===== Given data
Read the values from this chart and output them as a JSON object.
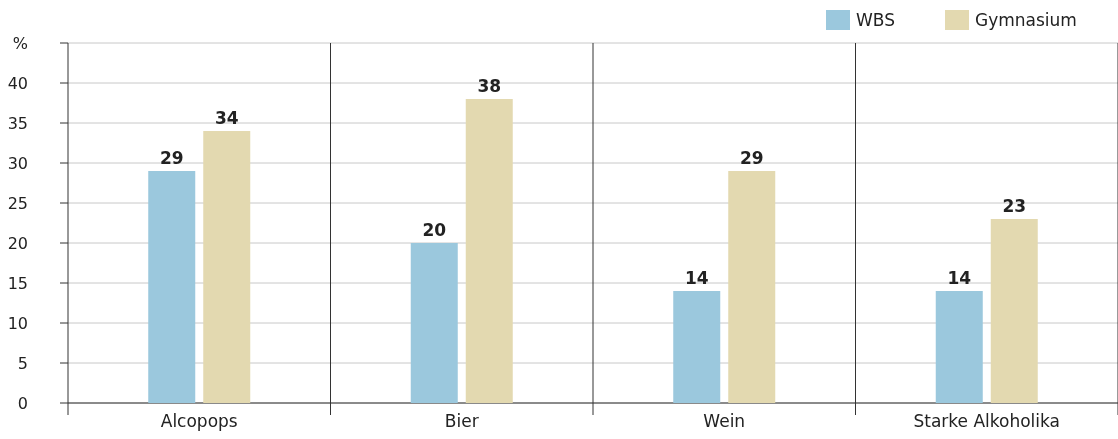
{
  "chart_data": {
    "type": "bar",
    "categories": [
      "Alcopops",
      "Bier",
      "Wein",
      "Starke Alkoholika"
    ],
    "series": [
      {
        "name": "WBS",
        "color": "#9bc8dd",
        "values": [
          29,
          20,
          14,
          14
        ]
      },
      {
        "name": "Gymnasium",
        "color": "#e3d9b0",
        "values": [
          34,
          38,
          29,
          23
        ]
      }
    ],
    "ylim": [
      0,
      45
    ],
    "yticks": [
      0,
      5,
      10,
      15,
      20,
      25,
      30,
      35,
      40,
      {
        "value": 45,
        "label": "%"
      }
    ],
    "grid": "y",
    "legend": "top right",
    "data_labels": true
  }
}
==========
Quote the data above in full, leaving out the pictures it holds.

Read the values from this chart and output them as a JSON object.
{
  "chart_data": {
    "type": "bar",
    "categories": [
      "Alcopops",
      "Bier",
      "Wein",
      "Starke Alkoholika"
    ],
    "series": [
      {
        "name": "WBS",
        "color": "#9bc8dd",
        "values": [
          29,
          20,
          14,
          14
        ]
      },
      {
        "name": "Gymnasium",
        "color": "#e3d9b0",
        "values": [
          34,
          38,
          29,
          23
        ]
      }
    ],
    "ylim": [
      0,
      45
    ],
    "yticks": [
      0,
      5,
      10,
      15,
      20,
      25,
      30,
      35,
      40,
      {
        "value": 45,
        "label": "%"
      }
    ],
    "grid": "y",
    "legend": "top right",
    "data_labels": true
  }
}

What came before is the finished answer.